Written exercise — Pull out every line with the word "million" from the entries below.

--- Record set ---

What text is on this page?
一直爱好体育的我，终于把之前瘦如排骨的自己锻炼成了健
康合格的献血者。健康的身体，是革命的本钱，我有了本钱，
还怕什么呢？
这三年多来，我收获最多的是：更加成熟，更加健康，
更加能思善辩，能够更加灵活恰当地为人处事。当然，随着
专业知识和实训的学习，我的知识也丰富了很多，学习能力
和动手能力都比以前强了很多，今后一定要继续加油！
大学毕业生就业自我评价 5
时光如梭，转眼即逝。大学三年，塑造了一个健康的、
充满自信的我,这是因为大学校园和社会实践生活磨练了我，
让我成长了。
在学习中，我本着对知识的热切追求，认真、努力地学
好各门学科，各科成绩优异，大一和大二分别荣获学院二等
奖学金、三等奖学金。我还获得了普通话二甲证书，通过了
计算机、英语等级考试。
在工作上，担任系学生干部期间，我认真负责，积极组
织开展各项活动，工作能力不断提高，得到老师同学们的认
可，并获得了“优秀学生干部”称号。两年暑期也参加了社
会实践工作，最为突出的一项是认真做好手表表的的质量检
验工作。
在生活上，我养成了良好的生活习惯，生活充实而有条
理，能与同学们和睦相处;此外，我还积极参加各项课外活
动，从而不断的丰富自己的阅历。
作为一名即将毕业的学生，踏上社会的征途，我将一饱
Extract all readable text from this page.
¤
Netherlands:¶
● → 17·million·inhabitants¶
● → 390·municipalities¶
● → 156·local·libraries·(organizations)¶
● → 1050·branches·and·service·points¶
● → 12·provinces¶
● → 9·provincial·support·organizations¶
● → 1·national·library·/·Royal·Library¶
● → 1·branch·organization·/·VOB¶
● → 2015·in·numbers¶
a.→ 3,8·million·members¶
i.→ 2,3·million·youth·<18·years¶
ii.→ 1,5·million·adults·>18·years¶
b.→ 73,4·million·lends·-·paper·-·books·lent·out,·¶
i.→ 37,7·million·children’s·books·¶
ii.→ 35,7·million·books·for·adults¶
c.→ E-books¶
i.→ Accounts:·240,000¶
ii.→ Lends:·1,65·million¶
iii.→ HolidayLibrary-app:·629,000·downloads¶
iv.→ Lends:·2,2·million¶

---

Result of the task —
● → 17·million·inhabitants¶
a.→ 3,8·million·members¶
i.→ 2,3·million·youth·<18·years¶
ii.→ 1,5·million·adults·>18·years¶
b.→ 73,4·million·lends·-·paper·-·books·lent·out,·¶
i.→ 37,7·million·children’s·books·¶
ii.→ 35,7·million·books·for·adults¶
ii.→ Lends:·1,65·million¶
iv.→ Lends:·2,2·million¶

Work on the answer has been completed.